> _DATASET CONTENT_:
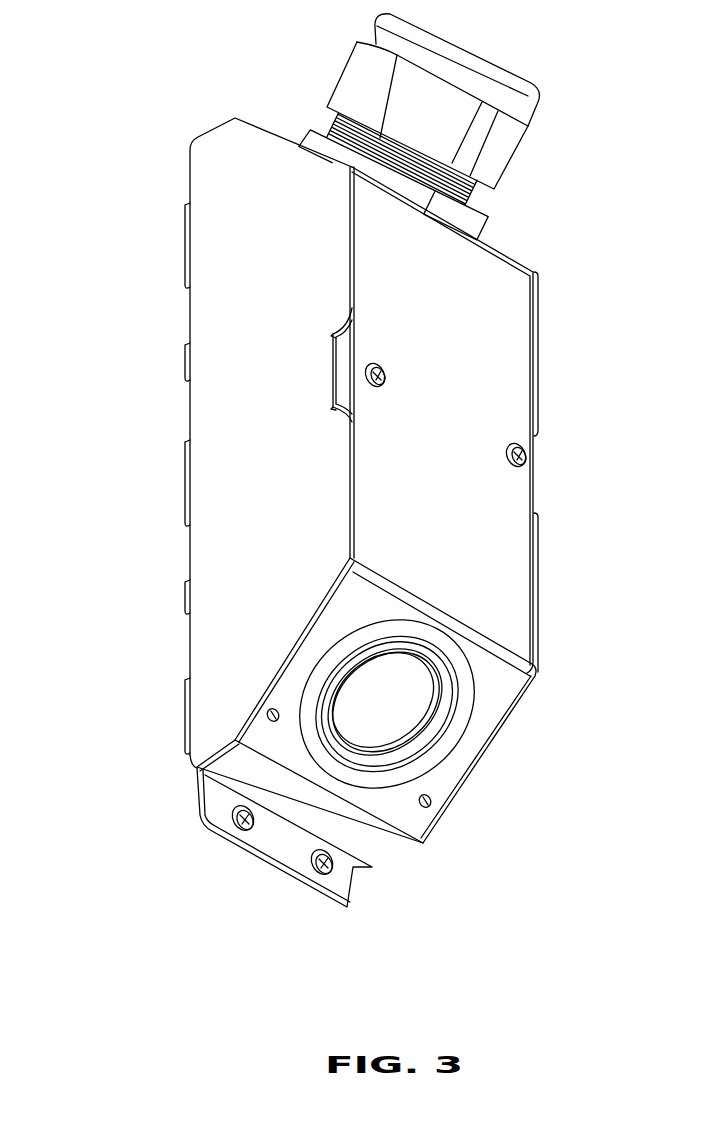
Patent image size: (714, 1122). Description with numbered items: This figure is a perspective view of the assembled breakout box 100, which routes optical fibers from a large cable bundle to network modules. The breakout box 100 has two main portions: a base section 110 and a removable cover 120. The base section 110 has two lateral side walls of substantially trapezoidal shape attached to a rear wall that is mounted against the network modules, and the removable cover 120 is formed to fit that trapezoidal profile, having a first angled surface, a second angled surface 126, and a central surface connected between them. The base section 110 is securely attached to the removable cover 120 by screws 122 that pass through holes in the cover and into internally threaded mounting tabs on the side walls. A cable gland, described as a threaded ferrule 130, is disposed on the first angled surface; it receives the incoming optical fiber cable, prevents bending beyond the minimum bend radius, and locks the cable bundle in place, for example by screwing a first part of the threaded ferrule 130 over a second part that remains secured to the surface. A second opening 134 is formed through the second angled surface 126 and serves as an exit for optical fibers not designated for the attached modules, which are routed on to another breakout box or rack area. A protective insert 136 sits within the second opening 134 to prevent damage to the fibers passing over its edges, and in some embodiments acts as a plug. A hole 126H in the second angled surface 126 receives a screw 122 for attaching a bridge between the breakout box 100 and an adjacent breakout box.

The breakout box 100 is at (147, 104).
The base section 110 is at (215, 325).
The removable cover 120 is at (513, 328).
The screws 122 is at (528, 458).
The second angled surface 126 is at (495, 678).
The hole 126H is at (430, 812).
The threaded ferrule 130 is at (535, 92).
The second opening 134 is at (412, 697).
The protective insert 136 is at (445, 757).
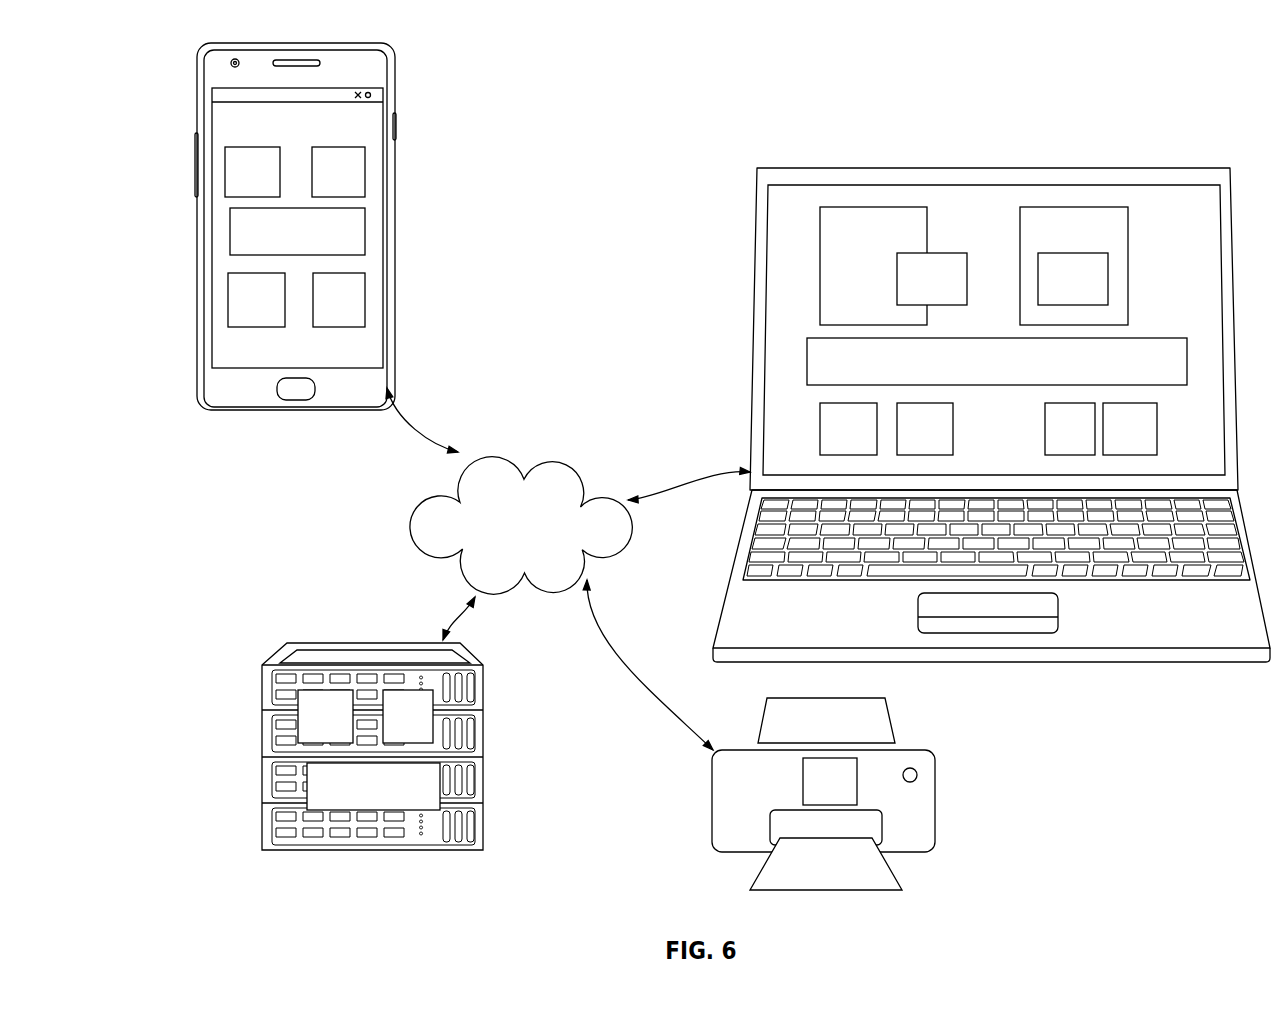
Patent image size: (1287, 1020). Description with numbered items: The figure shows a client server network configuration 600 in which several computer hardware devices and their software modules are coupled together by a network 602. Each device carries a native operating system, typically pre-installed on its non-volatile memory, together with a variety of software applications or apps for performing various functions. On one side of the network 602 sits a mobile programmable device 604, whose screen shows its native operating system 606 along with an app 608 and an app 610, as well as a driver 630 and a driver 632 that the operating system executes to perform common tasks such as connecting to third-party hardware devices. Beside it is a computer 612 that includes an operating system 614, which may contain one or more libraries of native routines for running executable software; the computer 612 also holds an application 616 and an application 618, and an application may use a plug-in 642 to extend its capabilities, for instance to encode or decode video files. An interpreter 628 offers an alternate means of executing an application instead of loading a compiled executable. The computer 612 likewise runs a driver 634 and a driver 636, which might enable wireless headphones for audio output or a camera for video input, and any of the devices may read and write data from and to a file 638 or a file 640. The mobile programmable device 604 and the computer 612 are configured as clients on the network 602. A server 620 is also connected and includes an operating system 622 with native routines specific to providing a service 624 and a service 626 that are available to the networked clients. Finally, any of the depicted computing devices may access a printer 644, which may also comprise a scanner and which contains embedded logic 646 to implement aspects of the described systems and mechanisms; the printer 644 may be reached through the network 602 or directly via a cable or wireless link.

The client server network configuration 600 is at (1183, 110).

> _WHAT YOU ARE ASKED TO DO_:
Reproduce the material word for word, from its beginning through the line containing "The removable cover 120 is at (513, 328).", with both ends included, and omit the pictures from your reproduction.

> _ANSWER TO THE TASK_:
Patent image size: (714, 1122). Description with numbered items: This figure is a perspective view of the assembled breakout box 100, which routes optical fibers from a large cable bundle to network modules. The breakout box 100 has two main portions: a base section 110 and a removable cover 120. The base section 110 has two lateral side walls of substantially trapezoidal shape attached to a rear wall that is mounted against the network modules, and the removable cover 120 is formed to fit that trapezoidal profile, having a first angled surface, a second angled surface 126, and a central surface connected between them. The base section 110 is securely attached to the removable cover 120 by screws 122 that pass through holes in the cover and into internally threaded mounting tabs on the side walls. A cable gland, described as a threaded ferrule 130, is disposed on the first angled surface; it receives the incoming optical fiber cable, prevents bending beyond the minimum bend radius, and locks the cable bundle in place, for example by screwing a first part of the threaded ferrule 130 over a second part that remains secured to the surface. A second opening 134 is formed through the second angled surface 126 and serves as an exit for optical fibers not designated for the attached modules, which are routed on to another breakout box or rack area. A protective insert 136 sits within the second opening 134 to prevent damage to the fibers passing over its edges, and in some embodiments acts as a plug. A hole 126H in the second angled surface 126 receives a screw 122 for attaching a bridge between the breakout box 100 and an adjacent breakout box.

The breakout box 100 is at (147, 104).
The base section 110 is at (215, 325).
The removable cover 120 is at (513, 328).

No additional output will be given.